**EXERCISE OBJECTIVE**: Look through the records below and give the number of lines holding the string "page", nothing more.

**PROVIDED RECORDS**:

________________________________________

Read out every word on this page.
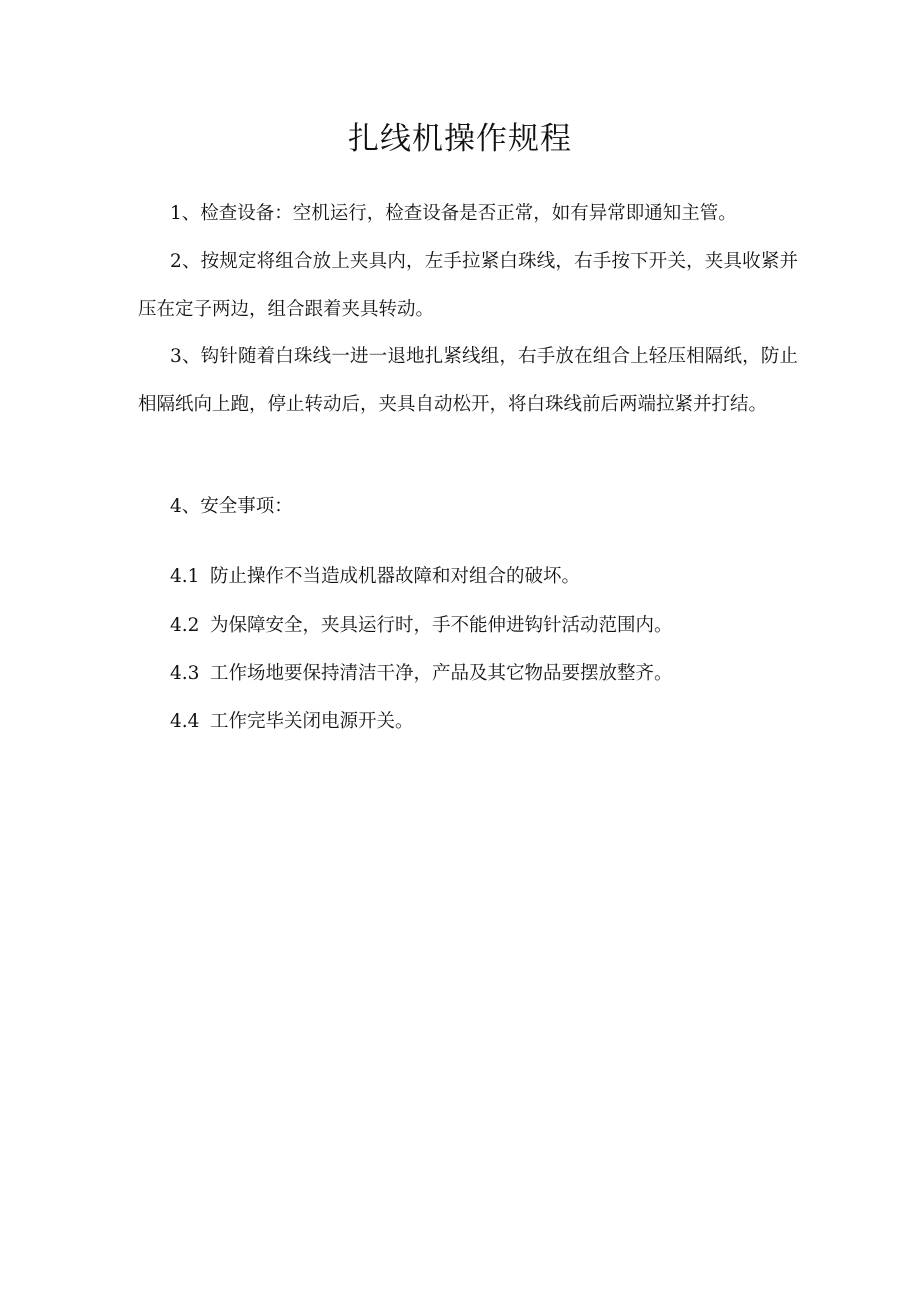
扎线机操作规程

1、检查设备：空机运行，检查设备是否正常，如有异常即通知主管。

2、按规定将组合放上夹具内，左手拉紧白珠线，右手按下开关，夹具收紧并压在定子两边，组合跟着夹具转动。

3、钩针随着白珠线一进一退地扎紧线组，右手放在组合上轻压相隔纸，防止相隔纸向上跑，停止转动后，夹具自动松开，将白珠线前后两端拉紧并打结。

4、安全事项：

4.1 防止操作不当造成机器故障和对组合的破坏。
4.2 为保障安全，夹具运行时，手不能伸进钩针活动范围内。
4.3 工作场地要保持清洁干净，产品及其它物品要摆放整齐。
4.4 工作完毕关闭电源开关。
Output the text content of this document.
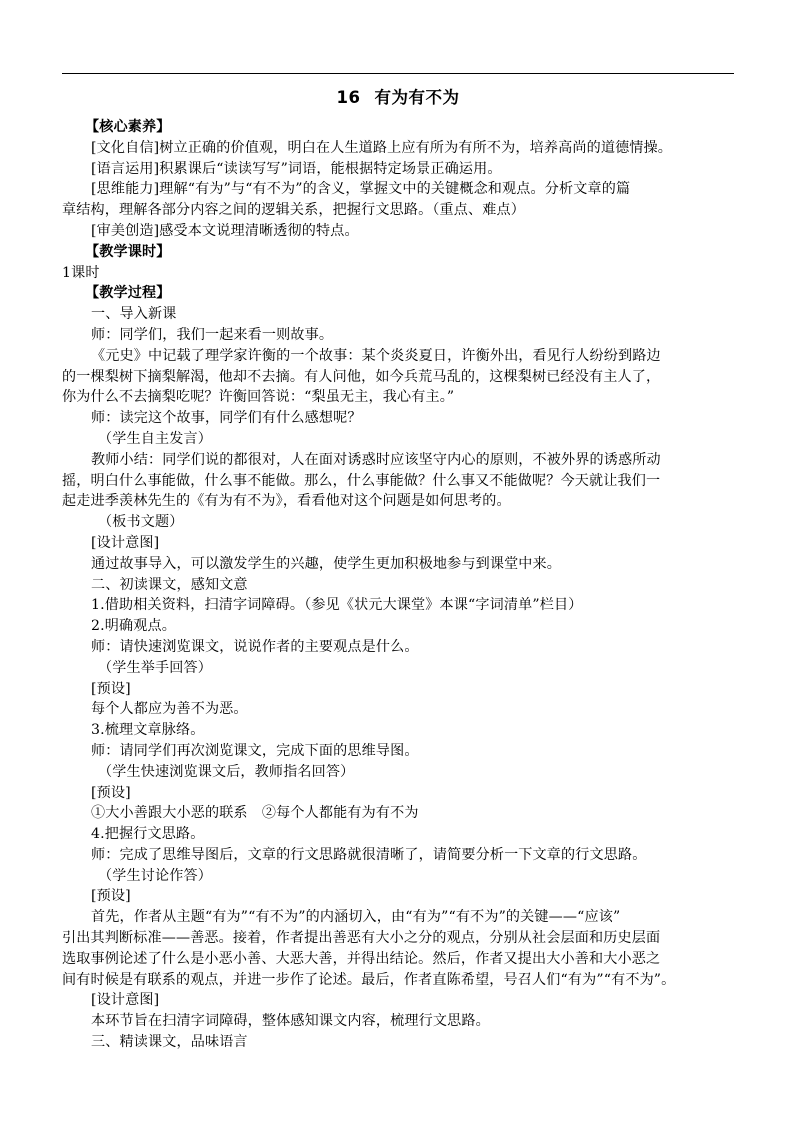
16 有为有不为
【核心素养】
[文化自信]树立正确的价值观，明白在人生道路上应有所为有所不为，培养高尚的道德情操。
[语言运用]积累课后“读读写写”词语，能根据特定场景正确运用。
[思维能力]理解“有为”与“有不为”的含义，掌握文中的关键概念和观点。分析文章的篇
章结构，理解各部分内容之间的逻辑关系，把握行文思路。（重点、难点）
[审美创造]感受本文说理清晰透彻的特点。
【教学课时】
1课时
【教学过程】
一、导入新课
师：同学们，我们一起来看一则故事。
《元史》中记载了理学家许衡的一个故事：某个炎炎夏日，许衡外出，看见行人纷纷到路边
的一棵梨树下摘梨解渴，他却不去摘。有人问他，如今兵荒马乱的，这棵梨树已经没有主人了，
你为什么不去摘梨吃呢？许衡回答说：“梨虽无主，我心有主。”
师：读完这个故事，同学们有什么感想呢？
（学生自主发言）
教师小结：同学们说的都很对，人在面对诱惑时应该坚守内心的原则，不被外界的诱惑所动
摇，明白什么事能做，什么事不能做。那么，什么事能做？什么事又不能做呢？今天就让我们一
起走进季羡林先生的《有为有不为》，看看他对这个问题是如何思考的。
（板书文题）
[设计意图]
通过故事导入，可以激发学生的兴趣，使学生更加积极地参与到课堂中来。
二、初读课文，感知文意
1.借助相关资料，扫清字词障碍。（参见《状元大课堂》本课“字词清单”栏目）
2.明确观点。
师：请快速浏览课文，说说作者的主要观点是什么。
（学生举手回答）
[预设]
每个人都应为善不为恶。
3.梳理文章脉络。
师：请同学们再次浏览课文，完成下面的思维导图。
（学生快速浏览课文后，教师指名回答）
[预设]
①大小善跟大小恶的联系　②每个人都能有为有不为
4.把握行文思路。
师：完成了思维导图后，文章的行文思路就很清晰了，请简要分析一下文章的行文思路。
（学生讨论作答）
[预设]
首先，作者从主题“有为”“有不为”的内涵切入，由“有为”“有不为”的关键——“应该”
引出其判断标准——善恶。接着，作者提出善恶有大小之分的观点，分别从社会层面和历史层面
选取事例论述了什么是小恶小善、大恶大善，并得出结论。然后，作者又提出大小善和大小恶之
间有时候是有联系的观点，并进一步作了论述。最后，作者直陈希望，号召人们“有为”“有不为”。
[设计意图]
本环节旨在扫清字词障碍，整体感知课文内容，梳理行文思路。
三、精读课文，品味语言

________________________________________

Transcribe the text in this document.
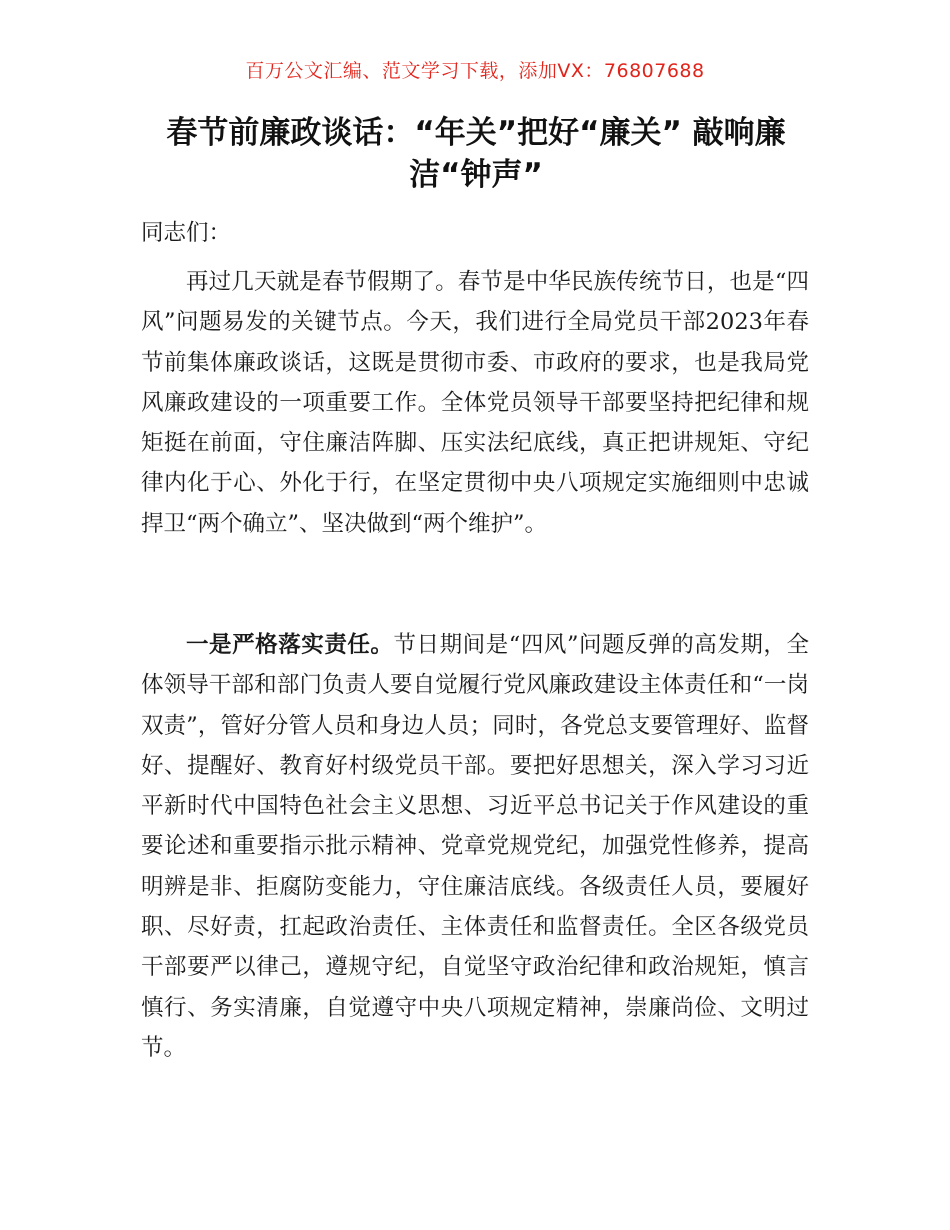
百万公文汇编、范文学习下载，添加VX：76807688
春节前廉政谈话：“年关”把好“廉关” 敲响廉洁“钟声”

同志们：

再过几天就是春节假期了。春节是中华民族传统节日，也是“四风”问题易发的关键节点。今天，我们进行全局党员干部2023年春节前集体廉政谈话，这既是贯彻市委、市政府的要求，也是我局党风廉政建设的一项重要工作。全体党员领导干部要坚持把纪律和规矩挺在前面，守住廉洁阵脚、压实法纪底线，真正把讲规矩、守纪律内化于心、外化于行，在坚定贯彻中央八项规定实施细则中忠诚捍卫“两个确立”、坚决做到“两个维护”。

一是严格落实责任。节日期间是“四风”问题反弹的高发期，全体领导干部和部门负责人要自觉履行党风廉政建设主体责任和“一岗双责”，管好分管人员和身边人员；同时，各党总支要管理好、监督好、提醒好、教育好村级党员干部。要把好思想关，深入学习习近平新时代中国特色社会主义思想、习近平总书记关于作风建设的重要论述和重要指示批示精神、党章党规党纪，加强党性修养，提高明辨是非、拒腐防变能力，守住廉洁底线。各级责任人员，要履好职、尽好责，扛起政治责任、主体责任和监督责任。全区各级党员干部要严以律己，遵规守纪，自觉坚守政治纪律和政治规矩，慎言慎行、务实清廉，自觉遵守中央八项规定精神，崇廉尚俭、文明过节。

________________________________________

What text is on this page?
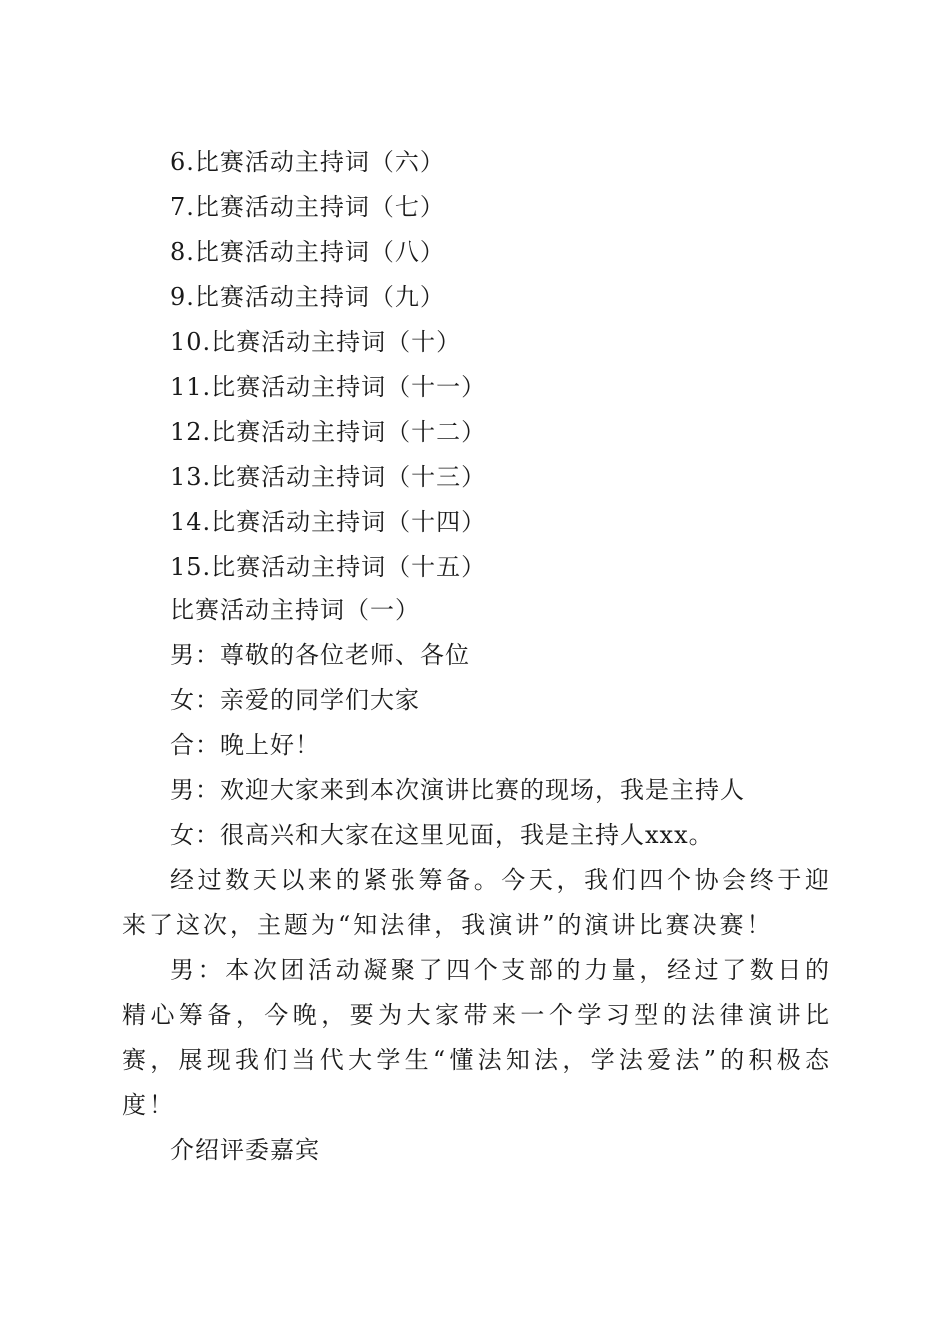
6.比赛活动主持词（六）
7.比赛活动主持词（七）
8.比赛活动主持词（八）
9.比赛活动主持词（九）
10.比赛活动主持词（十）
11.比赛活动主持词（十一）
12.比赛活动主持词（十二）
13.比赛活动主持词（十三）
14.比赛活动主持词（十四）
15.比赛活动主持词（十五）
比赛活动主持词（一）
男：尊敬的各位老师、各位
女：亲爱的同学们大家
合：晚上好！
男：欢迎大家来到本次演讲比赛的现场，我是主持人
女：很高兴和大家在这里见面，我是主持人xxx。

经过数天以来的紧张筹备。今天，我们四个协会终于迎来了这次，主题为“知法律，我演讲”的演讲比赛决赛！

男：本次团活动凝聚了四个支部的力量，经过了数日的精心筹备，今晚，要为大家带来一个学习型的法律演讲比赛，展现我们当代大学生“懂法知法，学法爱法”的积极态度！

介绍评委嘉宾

________________________________________

**SOLUTION TO THE PROBLEM**: 2